* _What is required_:
Locate each line of the material that contains "StringValue", then return it.

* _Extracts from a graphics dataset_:
━━━━━━━━━━━━━━━━━━━━
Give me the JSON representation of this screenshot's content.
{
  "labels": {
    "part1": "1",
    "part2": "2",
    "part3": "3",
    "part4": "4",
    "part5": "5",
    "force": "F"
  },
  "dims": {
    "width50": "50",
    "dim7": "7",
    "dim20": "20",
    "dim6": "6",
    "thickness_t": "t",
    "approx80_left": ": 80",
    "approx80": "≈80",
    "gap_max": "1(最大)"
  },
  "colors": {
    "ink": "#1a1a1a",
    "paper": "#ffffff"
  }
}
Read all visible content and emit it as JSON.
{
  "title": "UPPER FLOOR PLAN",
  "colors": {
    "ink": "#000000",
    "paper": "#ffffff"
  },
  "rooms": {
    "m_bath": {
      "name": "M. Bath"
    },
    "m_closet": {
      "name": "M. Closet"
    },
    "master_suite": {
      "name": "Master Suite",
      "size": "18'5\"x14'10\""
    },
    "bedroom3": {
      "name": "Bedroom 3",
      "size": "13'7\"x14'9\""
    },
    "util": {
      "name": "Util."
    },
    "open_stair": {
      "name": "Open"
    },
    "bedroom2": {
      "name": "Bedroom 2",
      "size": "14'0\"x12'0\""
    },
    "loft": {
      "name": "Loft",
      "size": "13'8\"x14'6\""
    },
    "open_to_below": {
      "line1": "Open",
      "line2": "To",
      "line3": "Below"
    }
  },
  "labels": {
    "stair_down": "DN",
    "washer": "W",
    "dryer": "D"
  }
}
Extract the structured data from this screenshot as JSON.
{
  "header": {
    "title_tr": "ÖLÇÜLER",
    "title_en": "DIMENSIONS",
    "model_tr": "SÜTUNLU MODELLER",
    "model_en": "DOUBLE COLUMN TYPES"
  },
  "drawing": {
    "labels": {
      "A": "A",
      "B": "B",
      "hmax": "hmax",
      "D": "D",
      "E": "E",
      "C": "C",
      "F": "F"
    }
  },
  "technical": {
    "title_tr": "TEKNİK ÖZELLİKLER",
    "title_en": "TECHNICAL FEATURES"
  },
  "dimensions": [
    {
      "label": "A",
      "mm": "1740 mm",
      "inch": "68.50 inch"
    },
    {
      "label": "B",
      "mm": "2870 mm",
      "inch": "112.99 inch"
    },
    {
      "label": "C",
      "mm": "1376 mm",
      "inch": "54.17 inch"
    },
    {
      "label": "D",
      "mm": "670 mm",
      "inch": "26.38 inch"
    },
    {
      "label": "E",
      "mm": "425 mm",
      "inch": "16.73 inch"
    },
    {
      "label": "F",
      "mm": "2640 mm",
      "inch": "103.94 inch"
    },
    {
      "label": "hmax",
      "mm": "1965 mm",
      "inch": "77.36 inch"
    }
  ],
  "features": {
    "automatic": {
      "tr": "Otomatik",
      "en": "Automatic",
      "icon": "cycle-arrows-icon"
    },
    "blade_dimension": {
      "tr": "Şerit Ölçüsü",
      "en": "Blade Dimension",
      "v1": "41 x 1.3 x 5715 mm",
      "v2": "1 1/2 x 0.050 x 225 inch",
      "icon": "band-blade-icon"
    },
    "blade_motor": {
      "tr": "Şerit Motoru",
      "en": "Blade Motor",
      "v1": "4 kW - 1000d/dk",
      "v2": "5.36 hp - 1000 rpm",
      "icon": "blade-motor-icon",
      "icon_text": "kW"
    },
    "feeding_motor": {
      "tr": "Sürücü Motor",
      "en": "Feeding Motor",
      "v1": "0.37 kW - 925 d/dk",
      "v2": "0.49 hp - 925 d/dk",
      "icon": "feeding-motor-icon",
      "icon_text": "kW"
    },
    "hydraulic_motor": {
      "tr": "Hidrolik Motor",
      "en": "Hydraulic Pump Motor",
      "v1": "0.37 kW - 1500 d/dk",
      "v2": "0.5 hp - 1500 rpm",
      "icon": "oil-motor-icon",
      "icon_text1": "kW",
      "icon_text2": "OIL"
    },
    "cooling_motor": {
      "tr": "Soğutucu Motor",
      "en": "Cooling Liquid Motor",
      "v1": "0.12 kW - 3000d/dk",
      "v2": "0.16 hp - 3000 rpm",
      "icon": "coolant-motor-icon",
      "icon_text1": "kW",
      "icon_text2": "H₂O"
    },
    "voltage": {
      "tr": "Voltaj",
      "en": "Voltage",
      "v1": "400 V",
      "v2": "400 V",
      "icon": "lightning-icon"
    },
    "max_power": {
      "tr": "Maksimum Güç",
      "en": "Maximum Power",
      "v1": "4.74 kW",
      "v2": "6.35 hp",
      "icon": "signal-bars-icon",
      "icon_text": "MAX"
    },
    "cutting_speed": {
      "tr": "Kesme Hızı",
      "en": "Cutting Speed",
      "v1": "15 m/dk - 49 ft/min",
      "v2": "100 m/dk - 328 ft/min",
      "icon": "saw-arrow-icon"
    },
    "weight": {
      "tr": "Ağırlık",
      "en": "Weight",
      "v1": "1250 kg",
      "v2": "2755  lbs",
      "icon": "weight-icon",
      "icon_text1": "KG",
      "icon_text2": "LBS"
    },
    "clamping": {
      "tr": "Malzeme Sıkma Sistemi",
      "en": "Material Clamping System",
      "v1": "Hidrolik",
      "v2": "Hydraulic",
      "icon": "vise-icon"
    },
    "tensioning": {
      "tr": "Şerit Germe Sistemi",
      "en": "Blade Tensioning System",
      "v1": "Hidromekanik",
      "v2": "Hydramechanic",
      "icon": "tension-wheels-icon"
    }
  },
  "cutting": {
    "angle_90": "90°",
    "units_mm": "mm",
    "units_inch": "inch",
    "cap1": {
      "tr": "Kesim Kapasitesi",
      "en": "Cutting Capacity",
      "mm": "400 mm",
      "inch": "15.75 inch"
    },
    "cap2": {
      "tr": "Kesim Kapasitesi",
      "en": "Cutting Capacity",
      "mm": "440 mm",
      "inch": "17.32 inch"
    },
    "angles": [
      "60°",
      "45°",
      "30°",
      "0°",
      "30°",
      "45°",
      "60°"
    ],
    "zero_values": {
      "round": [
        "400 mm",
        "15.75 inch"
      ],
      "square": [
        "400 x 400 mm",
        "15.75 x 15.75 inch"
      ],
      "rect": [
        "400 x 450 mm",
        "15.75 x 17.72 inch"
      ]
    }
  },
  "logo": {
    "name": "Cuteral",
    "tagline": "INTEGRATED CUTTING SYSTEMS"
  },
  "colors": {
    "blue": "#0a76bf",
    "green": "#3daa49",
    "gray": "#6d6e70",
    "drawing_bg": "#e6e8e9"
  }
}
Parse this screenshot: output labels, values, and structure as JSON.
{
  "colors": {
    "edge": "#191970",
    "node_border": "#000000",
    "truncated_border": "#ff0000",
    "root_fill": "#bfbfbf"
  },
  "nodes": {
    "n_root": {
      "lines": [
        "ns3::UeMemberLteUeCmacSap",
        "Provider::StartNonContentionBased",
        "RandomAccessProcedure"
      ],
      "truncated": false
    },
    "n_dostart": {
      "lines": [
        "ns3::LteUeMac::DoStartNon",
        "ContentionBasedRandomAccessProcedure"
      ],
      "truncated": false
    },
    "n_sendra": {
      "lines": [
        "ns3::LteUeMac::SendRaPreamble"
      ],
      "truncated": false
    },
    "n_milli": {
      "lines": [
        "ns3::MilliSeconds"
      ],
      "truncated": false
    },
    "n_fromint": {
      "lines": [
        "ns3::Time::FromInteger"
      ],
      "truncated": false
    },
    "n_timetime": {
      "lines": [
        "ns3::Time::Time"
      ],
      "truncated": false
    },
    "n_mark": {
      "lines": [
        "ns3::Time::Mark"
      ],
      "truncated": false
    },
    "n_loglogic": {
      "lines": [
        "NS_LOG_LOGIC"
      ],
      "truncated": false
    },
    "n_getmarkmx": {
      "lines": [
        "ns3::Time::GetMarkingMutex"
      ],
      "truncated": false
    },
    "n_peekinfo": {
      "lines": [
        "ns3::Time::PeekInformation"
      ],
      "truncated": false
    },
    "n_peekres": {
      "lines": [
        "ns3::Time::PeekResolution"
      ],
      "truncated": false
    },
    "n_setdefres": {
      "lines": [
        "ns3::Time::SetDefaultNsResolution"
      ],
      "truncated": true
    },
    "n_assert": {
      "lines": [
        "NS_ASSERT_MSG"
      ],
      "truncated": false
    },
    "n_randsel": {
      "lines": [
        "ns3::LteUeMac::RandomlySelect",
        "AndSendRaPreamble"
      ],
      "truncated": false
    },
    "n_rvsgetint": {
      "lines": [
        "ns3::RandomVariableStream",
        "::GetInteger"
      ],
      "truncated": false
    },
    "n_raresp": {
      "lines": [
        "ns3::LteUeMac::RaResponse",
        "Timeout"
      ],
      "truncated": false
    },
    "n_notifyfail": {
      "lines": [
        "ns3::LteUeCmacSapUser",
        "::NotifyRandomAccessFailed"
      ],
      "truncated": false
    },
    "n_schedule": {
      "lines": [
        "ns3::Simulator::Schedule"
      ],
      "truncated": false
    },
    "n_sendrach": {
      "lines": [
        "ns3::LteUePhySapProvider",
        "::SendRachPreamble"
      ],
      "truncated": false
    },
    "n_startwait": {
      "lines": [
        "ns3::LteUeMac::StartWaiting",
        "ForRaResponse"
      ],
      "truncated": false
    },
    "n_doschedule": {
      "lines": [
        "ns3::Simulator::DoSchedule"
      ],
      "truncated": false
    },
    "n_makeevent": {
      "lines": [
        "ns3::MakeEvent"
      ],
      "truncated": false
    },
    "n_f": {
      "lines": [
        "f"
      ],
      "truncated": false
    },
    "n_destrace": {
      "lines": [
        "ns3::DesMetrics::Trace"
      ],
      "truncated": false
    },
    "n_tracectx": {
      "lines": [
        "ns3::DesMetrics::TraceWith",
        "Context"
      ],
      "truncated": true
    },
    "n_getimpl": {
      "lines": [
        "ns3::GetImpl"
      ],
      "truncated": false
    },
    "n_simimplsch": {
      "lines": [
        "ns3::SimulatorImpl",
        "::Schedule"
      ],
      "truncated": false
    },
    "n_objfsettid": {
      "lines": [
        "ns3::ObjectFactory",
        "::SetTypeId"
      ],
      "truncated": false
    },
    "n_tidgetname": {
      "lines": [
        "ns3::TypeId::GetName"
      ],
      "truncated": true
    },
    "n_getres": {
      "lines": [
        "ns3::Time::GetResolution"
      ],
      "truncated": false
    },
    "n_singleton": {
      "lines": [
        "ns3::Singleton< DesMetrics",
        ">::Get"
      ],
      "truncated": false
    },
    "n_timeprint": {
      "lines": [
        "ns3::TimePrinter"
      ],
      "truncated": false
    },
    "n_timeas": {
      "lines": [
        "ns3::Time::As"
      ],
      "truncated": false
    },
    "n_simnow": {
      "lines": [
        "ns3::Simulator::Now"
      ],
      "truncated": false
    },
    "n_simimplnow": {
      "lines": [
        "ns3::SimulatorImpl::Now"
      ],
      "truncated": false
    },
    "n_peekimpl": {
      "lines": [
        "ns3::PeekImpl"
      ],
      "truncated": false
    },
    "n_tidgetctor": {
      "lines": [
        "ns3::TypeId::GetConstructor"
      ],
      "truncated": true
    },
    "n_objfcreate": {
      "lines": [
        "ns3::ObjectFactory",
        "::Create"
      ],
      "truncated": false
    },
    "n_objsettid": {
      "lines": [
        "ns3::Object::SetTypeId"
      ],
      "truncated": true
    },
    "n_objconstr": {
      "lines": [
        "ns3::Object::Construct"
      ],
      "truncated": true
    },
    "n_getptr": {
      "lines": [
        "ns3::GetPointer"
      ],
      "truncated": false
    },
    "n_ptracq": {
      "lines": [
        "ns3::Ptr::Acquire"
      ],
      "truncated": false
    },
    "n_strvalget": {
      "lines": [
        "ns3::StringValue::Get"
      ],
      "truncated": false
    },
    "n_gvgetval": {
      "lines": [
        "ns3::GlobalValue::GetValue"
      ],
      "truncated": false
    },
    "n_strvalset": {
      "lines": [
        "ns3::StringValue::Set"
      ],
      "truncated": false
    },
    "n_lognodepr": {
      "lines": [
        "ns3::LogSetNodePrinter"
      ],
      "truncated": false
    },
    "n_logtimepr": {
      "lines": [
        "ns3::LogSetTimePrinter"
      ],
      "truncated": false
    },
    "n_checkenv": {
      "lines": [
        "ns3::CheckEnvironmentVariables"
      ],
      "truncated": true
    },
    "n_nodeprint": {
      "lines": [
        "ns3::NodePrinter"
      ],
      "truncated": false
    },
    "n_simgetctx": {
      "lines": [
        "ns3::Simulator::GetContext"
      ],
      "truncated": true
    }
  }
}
━━━━━━━━━━━━━━━━━━━━
* _The answer_:
        "ns3::StringValue::Get"
        "ns3::StringValue::Set"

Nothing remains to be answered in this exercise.